## Begin Listed records

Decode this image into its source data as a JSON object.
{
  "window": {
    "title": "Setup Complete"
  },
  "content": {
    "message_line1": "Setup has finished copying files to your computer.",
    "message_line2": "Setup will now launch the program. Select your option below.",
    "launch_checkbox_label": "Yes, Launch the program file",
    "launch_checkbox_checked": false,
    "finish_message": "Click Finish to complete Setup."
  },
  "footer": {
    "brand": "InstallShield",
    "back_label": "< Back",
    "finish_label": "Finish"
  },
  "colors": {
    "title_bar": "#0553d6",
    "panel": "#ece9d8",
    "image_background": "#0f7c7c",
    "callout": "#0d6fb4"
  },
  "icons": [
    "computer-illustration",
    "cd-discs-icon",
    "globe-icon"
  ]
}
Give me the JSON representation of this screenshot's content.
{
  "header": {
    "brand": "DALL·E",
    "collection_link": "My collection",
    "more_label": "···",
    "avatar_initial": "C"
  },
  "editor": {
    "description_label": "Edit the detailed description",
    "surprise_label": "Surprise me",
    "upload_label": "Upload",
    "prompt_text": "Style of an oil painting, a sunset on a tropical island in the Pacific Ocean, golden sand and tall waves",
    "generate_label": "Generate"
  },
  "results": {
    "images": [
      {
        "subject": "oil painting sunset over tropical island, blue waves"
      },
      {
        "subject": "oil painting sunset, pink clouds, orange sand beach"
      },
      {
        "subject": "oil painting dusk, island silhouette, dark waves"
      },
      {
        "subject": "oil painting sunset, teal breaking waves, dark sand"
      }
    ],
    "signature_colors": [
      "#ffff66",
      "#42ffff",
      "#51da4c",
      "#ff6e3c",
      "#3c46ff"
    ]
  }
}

## End Listed records

» **What is expected**: Give back all the records exactly as they stand.

» **Finished answer**:
Decode this image into its source data as a JSON object.
{
  "window": {
    "title": "Setup Complete"
  },
  "content": {
    "message_line1": "Setup has finished copying files to your computer.",
    "message_line2": "Setup will now launch the program. Select your option below.",
    "launch_checkbox_label": "Yes, Launch the program file",
    "launch_checkbox_checked": false,
    "finish_message": "Click Finish to complete Setup."
  },
  "footer": {
    "brand": "InstallShield",
    "back_label": "< Back",
    "finish_label": "Finish"
  },
  "colors": {
    "title_bar": "#0553d6",
    "panel": "#ece9d8",
    "image_background": "#0f7c7c",
    "callout": "#0d6fb4"
  },
  "icons": [
    "computer-illustration",
    "cd-discs-icon",
    "globe-icon"
  ]
}
Give me the JSON representation of this screenshot's content.
{
  "header": {
    "brand": "DALL·E",
    "collection_link": "My collection",
    "more_label": "···",
    "avatar_initial": "C"
  },
  "editor": {
    "description_label": "Edit the detailed description",
    "surprise_label": "Surprise me",
    "upload_label": "Upload",
    "prompt_text": "Style of an oil painting, a sunset on a tropical island in the Pacific Ocean, golden sand and tall waves",
    "generate_label": "Generate"
  },
  "results": {
    "images": [
      {
        "subject": "oil painting sunset over tropical island, blue waves"
      },
      {
        "subject": "oil painting sunset, pink clouds, orange sand beach"
      },
      {
        "subject": "oil painting dusk, island silhouette, dark waves"
      },
      {
        "subject": "oil painting sunset, teal breaking waves, dark sand"
      }
    ],
    "signature_colors": [
      "#ffff66",
      "#42ffff",
      "#51da4c",
      "#ff6e3c",
      "#3c46ff"
    ]
  }
}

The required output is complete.